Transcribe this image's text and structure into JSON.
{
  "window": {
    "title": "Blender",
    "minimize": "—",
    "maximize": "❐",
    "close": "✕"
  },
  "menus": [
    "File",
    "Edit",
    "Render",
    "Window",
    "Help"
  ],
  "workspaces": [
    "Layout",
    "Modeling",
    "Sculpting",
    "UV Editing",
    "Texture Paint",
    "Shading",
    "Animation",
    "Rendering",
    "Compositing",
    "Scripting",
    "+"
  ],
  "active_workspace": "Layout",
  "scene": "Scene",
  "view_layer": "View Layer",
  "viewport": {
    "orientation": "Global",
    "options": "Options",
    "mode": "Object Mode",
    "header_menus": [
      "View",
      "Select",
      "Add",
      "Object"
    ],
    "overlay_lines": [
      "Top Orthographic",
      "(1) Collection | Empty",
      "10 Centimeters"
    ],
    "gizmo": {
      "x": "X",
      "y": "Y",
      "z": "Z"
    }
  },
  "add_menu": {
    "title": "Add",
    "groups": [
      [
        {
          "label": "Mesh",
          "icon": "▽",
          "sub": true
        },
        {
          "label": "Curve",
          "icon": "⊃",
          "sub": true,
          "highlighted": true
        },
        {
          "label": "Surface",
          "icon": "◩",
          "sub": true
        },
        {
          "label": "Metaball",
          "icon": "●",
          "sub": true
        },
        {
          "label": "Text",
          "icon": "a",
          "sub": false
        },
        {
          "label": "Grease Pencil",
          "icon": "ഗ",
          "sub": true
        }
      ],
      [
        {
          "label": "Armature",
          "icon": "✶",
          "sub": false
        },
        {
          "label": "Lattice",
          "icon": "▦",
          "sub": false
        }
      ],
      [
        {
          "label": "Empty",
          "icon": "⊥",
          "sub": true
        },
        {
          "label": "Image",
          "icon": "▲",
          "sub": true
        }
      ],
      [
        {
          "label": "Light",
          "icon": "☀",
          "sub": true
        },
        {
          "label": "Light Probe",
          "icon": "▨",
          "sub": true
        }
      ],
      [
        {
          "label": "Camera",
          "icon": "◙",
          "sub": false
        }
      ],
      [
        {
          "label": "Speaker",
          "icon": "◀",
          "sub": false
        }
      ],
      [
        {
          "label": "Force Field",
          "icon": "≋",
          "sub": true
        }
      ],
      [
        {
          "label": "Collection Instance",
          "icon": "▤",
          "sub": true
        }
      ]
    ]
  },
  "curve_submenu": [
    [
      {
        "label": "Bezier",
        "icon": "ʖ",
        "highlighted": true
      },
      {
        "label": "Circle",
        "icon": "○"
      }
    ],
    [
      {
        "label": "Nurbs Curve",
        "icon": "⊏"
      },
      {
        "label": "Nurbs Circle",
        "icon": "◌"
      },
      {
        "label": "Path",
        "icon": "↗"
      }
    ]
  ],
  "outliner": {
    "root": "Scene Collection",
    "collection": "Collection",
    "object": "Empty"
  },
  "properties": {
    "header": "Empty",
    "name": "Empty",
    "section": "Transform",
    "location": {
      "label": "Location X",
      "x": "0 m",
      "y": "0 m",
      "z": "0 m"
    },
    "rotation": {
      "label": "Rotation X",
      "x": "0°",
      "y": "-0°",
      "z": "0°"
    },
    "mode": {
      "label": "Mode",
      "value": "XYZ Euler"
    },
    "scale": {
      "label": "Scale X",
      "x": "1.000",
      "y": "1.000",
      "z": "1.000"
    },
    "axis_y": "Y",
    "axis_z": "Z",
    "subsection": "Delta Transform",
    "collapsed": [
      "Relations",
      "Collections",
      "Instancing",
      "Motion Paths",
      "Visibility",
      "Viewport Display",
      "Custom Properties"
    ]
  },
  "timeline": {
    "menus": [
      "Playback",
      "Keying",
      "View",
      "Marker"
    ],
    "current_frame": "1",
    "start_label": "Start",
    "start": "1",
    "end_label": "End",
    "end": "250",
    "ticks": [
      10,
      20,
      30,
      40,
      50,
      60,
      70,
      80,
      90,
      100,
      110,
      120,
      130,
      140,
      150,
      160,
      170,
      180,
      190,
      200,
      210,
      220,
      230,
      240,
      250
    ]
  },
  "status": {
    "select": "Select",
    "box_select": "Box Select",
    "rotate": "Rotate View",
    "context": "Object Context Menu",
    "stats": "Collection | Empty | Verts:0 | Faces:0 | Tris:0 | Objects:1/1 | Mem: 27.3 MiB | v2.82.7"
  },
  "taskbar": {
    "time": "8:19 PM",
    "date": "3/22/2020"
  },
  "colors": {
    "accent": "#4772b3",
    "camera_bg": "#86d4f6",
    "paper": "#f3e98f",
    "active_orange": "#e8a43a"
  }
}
☆ ☆ ☆
• What needs to be done: Write out the data exactly as it stands.

• Correct output:
Transcribe this image's text and structure into JSON.
{
  "window": {
    "title": "Blender",
    "minimize": "—",
    "maximize": "❐",
    "close": "✕"
  },
  "menus": [
    "File",
    "Edit",
    "Render",
    "Window",
    "Help"
  ],
  "workspaces": [
    "Layout",
    "Modeling",
    "Sculpting",
    "UV Editing",
    "Texture Paint",
    "Shading",
    "Animation",
    "Rendering",
    "Compositing",
    "Scripting",
    "+"
  ],
  "active_workspace": "Layout",
  "scene": "Scene",
  "view_layer": "View Layer",
  "viewport": {
    "orientation": "Global",
    "options": "Options",
    "mode": "Object Mode",
    "header_menus": [
      "View",
      "Select",
      "Add",
      "Object"
    ],
    "overlay_lines": [
      "Top Orthographic",
      "(1) Collection | Empty",
      "10 Centimeters"
    ],
    "gizmo": {
      "x": "X",
      "y": "Y",
      "z": "Z"
    }
  },
  "add_menu": {
    "title": "Add",
    "groups": [
      [
        {
          "label": "Mesh",
          "icon": "▽",
          "sub": true
        },
        {
          "label": "Curve",
          "icon": "⊃",
          "sub": true,
          "highlighted": true
        },
        {
          "label": "Surface",
          "icon": "◩",
          "sub": true
        },
        {
          "label": "Metaball",
          "icon": "●",
          "sub": true
        },
        {
          "label": "Text",
          "icon": "a",
          "sub": false
        },
        {
          "label": "Grease Pencil",
          "icon": "ഗ",
          "sub": true
        }
      ],
      [
        {
          "label": "Armature",
          "icon": "✶",
          "sub": false
        },
        {
          "label": "Lattice",
          "icon": "▦",
          "sub": false
        }
      ],
      [
        {
          "label": "Empty",
          "icon": "⊥",
          "sub": true
        },
        {
          "label": "Image",
          "icon": "▲",
          "sub": true
        }
      ],
      [
        {
          "label": "Light",
          "icon": "☀",
          "sub": true
        },
        {
          "label": "Light Probe",
          "icon": "▨",
          "sub": true
        }
      ],
      [
        {
          "label": "Camera",
          "icon": "◙",
          "sub": false
        }
      ],
      [
        {
          "label": "Speaker",
          "icon": "◀",
          "sub": false
        }
      ],
      [
        {
          "label": "Force Field",
          "icon": "≋",
          "sub": true
        }
      ],
      [
        {
          "label": "Collection Instance",
          "icon": "▤",
          "sub": true
        }
      ]
    ]
  },
  "curve_submenu": [
    [
      {
        "label": "Bezier",
        "icon": "ʖ",
        "highlighted": true
      },
      {
        "label": "Circle",
        "icon": "○"
      }
    ],
    [
      {
        "label": "Nurbs Curve",
        "icon": "⊏"
      },
      {
        "label": "Nurbs Circle",
        "icon": "◌"
      },
      {
        "label": "Path",
        "icon": "↗"
      }
    ]
  ],
  "outliner": {
    "root": "Scene Collection",
    "collection": "Collection",
    "object": "Empty"
  },
  "properties": {
    "header": "Empty",
    "name": "Empty",
    "section": "Transform",
    "location": {
      "label": "Location X",
      "x": "0 m",
      "y": "0 m",
      "z": "0 m"
    },
    "rotation": {
      "label": "Rotation X",
      "x": "0°",
      "y": "-0°",
      "z": "0°"
    },
    "mode": {
      "label": "Mode",
      "value": "XYZ Euler"
    },
    "scale": {
      "label": "Scale X",
      "x": "1.000",
      "y": "1.000",
      "z": "1.000"
    },
    "axis_y": "Y",
    "axis_z": "Z",
    "subsection": "Delta Transform",
    "collapsed": [
      "Relations",
      "Collections",
      "Instancing",
      "Motion Paths",
      "Visibility",
      "Viewport Display",
      "Custom Properties"
    ]
  },
  "timeline": {
    "menus": [
      "Playback",
      "Keying",
      "View",
      "Marker"
    ],
    "current_frame": "1",
    "start_label": "Start",
    "start": "1",
    "end_label": "End",
    "end": "250",
    "ticks": [
      10,
      20,
      30,
      40,
      50,
      60,
      70,
      80,
      90,
      100,
      110,
      120,
      130,
      140,
      150,
      160,
      170,
      180,
      190,
      200,
      210,
      220,
      230,
      240,
      250
    ]
  },
  "status": {
    "select": "Select",
    "box_select": "Box Select",
    "rotate": "Rotate View",
    "context": "Object Context Menu",
    "stats": "Collection | Empty | Verts:0 | Faces:0 | Tris:0 | Objects:1/1 | Mem: 27.3 MiB | v2.82.7"
  },
  "taskbar": {
    "time": "8:19 PM",
    "date": "3/22/2020"
  },
  "colors": {
    "accent": "#4772b3",
    "camera_bg": "#86d4f6",
    "paper": "#f3e98f",
    "active_orange": "#e8a43a"
  }
}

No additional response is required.